▸ **Text shown**
☆ ☆ ☆ ☆ ☆
After leaving the Diebold Group he founded several technology and automation businesses, including his own consulting firm, and Teletext Communications Corporation. Later in the 1970s, he was a Principal with Booz Allen Hamilton. In 1979, his book ‘’Calculator Navigation’’ was published. This book demonstrated practical methods for calculating precise ship locations using radio navigation with a consumer calculator.

In 1981, he founded a new company, Navigation Sciences Inc., in Bethesda, Maryland. With this company he patented a method for marine navigation that combined radar maps with electronic charts in 1986. This was a major advancement in field. Today, this system is known as the Electronic Chart Display and Information System (ECDIS). Rogoff had seen the need for a new charting system in 1968 from his apartment at 180 East End Avenue in New York City. From there, he saw a boating accident where a life was lost and decided there had to be a way to automate navigation.
☆ ☆ ☆ ☆ ☆
▸ **Exercise data**
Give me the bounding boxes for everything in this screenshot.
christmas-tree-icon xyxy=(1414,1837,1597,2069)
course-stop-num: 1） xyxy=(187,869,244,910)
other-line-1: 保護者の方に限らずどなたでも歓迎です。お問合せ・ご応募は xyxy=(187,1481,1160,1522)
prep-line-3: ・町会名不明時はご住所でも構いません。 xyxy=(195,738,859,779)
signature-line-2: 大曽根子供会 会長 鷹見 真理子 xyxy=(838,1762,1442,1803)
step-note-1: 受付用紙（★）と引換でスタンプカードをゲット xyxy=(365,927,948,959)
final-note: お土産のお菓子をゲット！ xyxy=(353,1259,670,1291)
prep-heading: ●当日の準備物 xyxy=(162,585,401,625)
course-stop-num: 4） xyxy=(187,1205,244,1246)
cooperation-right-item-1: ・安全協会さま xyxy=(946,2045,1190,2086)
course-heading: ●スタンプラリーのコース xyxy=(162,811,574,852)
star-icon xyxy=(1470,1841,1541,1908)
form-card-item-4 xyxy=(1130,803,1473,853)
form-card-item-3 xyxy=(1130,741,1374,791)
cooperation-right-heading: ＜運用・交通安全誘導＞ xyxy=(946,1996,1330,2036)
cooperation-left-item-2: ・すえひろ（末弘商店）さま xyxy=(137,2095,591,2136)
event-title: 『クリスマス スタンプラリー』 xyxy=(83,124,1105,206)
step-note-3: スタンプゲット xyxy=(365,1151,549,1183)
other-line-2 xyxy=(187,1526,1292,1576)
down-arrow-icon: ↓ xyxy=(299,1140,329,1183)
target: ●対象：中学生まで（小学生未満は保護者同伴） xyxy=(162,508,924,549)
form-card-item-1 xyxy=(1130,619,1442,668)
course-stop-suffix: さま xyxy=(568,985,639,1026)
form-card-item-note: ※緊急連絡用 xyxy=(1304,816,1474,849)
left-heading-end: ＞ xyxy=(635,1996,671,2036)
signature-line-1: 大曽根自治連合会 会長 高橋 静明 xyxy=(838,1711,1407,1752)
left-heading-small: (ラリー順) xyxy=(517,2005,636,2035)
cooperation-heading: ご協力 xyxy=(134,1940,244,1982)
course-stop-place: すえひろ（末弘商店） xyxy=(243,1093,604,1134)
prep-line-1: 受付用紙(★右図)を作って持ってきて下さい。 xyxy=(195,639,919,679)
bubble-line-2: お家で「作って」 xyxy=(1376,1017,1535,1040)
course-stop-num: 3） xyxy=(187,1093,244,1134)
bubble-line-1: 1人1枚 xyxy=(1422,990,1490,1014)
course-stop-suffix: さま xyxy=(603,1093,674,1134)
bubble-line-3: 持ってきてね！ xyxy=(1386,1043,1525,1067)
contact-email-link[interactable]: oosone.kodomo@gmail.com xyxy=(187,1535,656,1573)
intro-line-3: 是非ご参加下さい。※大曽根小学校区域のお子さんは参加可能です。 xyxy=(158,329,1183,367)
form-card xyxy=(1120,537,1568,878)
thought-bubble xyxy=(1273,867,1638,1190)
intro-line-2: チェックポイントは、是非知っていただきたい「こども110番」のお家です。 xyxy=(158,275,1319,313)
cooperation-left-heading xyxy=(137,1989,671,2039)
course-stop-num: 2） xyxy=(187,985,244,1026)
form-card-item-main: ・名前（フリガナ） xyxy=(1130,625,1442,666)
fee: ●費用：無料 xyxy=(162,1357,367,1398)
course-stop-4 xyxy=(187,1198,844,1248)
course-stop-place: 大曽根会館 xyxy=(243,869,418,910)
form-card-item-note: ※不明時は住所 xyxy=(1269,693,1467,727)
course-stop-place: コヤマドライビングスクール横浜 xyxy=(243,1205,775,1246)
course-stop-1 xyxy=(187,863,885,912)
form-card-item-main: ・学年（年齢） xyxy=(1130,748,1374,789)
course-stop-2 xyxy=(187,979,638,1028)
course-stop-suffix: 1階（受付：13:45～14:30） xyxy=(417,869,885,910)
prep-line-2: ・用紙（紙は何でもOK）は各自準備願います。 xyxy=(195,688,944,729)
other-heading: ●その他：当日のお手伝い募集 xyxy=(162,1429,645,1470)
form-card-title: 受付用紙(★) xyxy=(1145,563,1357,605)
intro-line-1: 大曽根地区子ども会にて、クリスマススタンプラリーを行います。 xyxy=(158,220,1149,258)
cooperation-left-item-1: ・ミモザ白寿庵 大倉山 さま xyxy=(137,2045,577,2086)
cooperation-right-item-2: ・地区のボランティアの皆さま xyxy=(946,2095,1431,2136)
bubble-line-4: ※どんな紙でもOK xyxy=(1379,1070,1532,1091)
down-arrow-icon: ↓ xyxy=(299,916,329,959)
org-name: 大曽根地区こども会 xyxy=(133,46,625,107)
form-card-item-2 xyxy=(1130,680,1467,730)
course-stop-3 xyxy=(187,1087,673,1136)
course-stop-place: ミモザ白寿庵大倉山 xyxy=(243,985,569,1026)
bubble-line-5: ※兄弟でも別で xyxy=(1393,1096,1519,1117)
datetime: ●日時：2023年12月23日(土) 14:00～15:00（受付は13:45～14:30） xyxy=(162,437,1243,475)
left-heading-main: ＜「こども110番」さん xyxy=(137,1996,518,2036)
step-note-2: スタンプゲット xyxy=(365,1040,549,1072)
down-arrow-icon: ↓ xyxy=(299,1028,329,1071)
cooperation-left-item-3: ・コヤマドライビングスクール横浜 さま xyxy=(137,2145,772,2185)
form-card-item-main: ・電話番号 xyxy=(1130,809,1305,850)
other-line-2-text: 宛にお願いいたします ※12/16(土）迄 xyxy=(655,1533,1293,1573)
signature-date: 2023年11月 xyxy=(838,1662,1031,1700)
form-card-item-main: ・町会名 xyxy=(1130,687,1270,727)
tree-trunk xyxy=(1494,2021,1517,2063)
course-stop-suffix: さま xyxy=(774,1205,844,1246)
☆ ☆ ☆ ☆ ☆
▸ **Assignment A**
Please copy the Rogoff passage word for word, everything from "In 1981, he" down to "to automate navigation.".
▸ **Assignment B**
Answer these from the Rogoff passage:
(i) In what year was his book "Calculator Navigation" published?
(ii) Where was Navigation Sciences Inc. founded?
(iii) By what name is his patented navigation system known today?
Rely only on the Rogoff passage, not on the entries.

▸ **Your solution A**
In 1981, he founded a new company, Navigation Sciences Inc., in Bethesda, Maryland. With this company he patented a method for marine navigation that combined radar maps with electronic charts in 1986. This was a major advancement in field. Today, this system is known as the Electronic Chart Display and Information System (ECDIS). Rogoff had seen the need for a new charting system in 1968 from his apartment at 180 East End Avenue in New York City. From there, he saw a boating accident where a life was lost and decided there had to be a way to automate navigation.

▸ **Your solution B**
(i) 1979
(ii) Bethesda, Maryland
(iii) The Electronic Chart Display and Information System (ECDIS)